━━ THE DATA ━━

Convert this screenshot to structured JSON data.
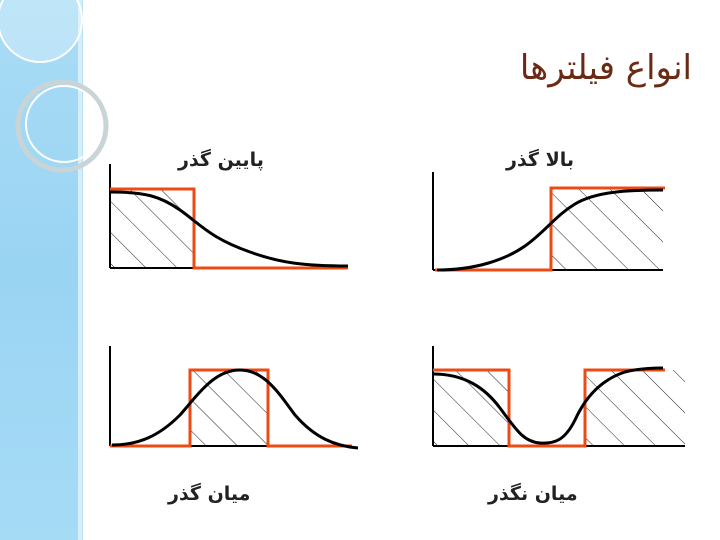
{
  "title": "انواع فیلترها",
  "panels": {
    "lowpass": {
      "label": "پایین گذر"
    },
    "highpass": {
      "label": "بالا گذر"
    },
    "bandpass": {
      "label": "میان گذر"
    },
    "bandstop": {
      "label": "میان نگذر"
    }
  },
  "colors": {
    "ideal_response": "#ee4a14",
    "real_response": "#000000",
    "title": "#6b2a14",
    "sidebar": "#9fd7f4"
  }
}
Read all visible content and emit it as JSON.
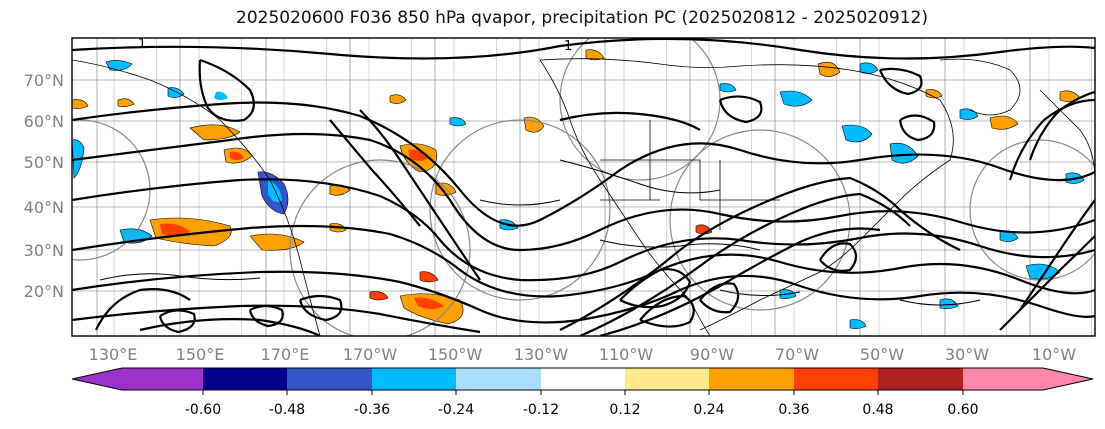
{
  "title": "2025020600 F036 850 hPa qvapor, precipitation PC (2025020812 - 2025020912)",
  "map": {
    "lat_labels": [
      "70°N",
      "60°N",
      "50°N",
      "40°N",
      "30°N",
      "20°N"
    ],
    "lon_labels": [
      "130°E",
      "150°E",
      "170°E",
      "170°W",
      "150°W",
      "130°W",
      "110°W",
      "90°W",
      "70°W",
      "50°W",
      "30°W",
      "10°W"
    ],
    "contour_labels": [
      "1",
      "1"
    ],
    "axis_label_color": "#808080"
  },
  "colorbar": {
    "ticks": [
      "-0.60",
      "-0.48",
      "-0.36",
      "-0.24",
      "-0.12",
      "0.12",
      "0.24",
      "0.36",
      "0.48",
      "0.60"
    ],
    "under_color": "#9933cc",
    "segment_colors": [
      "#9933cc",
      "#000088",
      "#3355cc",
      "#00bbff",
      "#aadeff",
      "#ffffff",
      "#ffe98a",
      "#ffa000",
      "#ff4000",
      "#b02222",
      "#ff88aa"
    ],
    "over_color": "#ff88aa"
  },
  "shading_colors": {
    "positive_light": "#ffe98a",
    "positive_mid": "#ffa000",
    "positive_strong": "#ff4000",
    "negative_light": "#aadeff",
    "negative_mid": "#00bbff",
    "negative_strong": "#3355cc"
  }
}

━━━
━━ THE DATA ━━

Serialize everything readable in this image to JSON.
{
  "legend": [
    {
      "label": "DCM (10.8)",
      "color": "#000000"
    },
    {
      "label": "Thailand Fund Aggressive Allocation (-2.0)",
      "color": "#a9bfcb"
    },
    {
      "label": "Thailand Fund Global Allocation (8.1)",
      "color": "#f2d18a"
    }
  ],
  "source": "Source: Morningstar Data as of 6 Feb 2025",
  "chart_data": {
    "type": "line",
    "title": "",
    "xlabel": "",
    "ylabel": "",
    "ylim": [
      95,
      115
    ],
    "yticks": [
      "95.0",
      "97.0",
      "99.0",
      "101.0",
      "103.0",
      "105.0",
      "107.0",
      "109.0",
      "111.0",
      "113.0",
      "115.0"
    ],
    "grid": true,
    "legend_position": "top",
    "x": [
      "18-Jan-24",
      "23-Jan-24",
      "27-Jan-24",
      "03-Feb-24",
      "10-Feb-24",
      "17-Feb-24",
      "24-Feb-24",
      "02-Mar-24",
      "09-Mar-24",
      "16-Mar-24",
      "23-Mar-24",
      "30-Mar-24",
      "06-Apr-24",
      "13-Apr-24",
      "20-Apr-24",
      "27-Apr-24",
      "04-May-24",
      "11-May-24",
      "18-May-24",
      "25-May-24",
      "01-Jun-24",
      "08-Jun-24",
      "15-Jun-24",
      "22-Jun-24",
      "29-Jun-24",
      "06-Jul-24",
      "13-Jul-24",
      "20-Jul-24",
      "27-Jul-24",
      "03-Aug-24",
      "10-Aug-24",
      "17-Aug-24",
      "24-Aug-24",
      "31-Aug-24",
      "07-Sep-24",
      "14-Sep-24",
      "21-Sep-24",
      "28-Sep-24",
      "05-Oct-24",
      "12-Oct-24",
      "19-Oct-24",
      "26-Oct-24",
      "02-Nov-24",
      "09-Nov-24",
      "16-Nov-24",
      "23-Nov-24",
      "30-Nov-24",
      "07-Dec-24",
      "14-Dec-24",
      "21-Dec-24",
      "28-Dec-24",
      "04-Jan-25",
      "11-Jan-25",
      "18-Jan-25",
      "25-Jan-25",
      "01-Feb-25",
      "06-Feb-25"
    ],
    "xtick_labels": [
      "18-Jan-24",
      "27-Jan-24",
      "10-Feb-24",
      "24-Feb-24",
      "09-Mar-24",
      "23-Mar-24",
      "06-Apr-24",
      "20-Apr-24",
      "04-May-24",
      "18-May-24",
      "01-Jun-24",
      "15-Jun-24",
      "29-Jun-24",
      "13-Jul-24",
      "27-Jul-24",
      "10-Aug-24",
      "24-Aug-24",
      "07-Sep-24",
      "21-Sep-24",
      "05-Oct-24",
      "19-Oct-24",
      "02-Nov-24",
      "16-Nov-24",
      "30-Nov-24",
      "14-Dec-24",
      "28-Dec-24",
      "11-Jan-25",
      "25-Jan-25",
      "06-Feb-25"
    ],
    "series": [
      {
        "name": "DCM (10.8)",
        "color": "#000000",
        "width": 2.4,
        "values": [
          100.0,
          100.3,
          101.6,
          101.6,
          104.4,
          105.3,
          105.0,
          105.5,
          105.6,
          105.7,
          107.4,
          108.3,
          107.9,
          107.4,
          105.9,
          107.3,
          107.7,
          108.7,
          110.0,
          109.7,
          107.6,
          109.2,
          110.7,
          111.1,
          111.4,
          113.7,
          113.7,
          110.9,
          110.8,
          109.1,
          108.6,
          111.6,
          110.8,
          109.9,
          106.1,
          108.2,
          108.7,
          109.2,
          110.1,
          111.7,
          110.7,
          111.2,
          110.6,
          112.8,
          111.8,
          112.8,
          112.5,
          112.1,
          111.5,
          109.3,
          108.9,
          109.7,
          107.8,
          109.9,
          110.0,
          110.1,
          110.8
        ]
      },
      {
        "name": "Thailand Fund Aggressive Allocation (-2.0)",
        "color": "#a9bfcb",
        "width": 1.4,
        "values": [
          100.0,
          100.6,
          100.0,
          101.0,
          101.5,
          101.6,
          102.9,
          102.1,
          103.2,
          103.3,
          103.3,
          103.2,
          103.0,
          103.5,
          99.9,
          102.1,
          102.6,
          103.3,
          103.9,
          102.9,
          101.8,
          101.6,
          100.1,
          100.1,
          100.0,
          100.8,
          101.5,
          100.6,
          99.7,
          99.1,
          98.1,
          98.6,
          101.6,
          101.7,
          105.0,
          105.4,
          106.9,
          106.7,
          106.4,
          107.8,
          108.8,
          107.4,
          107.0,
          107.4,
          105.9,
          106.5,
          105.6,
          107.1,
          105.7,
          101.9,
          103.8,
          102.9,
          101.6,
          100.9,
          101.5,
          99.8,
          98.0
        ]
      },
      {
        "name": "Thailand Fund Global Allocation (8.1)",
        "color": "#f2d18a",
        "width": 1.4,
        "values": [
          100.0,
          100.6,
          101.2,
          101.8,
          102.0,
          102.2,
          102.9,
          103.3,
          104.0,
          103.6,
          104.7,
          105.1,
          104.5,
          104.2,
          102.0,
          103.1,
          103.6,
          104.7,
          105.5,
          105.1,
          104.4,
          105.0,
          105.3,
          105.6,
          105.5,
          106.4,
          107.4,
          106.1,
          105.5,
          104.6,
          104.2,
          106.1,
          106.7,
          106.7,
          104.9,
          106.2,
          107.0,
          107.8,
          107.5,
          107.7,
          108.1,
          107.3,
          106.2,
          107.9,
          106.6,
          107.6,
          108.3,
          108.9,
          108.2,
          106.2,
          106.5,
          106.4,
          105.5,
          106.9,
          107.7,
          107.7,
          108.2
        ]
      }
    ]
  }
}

━━━

--- TO DO ---
Return, from the data, each line that has the word "title" in it.

--- EXERCISE ANSWER ---
  "title": "انواع فیلترها",
    "title": "#6b2a14",
  "title": "2025020600 F036 850 hPa qvapor, precipitation PC (2025020812 - 2025020912)",
    "title": "",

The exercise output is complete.